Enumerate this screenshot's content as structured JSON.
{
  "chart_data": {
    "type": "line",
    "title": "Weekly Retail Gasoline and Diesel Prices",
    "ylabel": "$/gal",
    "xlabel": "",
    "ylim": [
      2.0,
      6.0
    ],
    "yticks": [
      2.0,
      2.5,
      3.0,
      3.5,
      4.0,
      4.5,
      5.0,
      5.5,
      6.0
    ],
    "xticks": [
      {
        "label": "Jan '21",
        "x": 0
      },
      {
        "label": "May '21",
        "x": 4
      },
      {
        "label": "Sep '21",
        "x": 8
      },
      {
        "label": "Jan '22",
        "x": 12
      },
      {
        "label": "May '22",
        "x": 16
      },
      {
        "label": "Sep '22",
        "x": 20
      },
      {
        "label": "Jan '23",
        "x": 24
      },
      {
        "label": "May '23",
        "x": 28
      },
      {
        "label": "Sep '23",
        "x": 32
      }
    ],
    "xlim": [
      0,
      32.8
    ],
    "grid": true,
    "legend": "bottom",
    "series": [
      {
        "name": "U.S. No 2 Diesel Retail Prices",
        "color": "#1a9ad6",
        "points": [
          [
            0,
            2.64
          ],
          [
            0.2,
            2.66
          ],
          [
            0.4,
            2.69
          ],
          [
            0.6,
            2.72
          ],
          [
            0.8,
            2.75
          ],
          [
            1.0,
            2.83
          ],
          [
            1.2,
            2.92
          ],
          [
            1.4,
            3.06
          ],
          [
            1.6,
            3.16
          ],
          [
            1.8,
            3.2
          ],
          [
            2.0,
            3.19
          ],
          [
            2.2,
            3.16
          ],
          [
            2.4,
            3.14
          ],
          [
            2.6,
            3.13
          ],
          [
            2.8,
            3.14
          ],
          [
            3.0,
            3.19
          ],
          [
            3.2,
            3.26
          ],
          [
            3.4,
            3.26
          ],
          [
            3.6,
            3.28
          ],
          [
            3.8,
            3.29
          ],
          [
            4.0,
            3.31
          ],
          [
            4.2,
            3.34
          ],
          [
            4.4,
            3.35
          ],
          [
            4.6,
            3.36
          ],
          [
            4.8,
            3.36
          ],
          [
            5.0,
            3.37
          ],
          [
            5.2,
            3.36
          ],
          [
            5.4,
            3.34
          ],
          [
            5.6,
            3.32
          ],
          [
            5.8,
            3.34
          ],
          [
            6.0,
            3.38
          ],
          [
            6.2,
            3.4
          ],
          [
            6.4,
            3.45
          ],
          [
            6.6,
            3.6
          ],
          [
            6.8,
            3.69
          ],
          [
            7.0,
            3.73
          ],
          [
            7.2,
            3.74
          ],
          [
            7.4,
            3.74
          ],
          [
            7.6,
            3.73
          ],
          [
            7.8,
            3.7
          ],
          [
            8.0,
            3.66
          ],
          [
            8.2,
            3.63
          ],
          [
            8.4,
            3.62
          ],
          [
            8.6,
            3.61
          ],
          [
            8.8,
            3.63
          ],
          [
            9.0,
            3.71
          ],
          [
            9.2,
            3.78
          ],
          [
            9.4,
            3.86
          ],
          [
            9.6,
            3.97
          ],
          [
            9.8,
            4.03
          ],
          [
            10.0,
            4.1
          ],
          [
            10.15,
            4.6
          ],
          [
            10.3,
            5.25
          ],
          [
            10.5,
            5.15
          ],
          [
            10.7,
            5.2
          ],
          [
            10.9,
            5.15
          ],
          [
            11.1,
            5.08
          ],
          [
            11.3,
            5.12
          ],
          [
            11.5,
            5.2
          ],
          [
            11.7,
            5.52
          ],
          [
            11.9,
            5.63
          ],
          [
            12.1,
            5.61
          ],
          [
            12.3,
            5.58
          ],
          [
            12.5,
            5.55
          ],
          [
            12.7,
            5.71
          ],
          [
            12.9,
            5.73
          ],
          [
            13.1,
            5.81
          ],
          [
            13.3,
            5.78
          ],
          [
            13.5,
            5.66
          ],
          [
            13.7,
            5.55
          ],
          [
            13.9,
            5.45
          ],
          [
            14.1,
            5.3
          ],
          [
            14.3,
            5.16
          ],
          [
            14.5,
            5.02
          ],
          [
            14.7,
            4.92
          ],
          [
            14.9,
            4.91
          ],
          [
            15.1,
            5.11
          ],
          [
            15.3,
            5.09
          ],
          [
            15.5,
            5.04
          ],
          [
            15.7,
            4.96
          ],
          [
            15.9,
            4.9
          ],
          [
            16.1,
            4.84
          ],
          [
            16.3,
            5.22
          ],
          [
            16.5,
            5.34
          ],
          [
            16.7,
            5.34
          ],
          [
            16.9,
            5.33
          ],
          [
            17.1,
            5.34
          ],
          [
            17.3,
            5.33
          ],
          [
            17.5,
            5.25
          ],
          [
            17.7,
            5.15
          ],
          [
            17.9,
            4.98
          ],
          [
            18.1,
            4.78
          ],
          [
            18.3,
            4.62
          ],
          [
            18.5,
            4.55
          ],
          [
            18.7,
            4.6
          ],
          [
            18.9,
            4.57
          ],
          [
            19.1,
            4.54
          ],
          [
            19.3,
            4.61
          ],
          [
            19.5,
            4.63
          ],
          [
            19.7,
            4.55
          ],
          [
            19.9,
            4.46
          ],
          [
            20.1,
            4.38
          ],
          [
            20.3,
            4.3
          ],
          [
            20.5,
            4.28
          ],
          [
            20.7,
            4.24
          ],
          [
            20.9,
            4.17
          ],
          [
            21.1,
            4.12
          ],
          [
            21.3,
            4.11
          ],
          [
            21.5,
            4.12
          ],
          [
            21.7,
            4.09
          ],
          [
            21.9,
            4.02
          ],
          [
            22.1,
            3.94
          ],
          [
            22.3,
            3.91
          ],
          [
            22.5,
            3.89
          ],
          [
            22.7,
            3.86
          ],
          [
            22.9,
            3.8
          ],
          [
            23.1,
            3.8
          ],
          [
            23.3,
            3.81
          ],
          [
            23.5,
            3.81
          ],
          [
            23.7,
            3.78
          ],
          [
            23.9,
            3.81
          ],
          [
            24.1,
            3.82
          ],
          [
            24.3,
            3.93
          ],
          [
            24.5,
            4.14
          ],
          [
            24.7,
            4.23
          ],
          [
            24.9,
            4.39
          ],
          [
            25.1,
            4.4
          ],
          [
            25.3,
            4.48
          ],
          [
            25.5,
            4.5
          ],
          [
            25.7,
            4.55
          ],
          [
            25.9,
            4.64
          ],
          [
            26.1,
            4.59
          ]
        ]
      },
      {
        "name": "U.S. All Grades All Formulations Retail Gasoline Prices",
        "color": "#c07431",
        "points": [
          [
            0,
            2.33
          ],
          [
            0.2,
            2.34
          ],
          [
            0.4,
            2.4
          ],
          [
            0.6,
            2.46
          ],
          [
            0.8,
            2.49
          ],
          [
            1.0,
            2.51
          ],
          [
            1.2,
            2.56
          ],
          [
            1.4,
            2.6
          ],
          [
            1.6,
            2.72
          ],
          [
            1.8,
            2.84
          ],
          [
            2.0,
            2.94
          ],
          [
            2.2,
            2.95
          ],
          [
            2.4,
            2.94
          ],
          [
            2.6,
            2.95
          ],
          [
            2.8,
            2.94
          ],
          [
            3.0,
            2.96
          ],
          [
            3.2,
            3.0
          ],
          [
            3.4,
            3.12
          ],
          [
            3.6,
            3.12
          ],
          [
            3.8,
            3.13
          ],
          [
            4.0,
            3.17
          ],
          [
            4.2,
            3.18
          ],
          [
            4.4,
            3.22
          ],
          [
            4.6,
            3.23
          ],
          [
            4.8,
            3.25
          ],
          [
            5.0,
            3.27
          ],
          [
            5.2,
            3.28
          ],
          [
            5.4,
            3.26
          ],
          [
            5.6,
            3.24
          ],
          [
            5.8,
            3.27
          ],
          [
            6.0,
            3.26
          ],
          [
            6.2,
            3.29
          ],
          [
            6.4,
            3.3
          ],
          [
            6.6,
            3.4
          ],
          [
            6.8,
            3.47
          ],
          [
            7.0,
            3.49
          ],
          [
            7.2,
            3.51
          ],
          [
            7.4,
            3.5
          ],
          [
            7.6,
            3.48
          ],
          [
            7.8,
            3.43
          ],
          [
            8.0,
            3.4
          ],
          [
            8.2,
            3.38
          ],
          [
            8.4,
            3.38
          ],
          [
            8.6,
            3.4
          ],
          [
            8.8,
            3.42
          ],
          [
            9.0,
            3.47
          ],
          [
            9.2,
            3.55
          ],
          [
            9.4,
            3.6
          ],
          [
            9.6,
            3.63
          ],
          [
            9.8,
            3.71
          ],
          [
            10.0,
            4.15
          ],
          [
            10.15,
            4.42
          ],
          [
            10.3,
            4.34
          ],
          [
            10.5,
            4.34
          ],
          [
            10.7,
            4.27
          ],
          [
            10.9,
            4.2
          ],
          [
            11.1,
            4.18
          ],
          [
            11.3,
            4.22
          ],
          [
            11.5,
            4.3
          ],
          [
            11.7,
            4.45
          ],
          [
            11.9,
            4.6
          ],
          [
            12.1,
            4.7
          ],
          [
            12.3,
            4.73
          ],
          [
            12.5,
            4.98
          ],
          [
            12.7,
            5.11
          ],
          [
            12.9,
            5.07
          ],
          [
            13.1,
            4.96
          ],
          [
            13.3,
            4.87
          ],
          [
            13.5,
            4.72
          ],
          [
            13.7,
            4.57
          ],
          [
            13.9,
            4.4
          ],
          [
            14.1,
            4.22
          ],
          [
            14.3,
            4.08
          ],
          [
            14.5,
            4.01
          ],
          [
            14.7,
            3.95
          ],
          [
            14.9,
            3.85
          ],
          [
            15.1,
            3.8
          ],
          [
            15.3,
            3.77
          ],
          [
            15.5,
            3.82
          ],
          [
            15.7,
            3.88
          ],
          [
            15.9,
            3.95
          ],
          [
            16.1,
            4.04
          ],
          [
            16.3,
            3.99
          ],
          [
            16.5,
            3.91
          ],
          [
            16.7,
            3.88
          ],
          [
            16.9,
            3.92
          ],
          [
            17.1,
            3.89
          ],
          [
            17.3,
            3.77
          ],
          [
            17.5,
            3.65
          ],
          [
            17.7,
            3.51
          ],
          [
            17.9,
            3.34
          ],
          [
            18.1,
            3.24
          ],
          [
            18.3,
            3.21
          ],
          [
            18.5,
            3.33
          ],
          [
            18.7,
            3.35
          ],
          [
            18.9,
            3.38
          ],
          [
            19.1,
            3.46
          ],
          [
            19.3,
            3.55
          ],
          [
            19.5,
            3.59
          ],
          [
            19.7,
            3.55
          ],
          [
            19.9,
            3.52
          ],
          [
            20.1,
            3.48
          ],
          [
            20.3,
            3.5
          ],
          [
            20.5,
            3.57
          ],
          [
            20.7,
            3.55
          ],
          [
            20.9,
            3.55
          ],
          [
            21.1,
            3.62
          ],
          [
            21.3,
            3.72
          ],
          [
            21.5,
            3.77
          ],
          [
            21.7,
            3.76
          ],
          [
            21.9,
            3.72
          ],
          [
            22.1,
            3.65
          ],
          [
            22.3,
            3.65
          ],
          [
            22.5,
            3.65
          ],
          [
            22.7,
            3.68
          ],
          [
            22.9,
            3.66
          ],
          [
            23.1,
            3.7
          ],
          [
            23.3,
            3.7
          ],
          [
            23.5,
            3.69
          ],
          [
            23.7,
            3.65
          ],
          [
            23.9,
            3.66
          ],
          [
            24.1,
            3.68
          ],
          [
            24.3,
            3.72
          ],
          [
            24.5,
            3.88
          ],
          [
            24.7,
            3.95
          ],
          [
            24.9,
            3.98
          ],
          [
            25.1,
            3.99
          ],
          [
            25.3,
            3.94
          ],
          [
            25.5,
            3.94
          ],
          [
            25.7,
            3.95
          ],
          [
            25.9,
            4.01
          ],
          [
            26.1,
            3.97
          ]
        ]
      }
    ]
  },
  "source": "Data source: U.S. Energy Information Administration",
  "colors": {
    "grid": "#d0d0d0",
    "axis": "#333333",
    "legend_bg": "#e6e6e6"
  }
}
------------------------------------
▸ **Challenge**
Pick out the lines containing the string "name".

▸ **Full output**
        "name": "U.S. No 2 Diesel Retail Prices",
        "name": "U.S. All Grades All Formulations Retail Gasoline Prices",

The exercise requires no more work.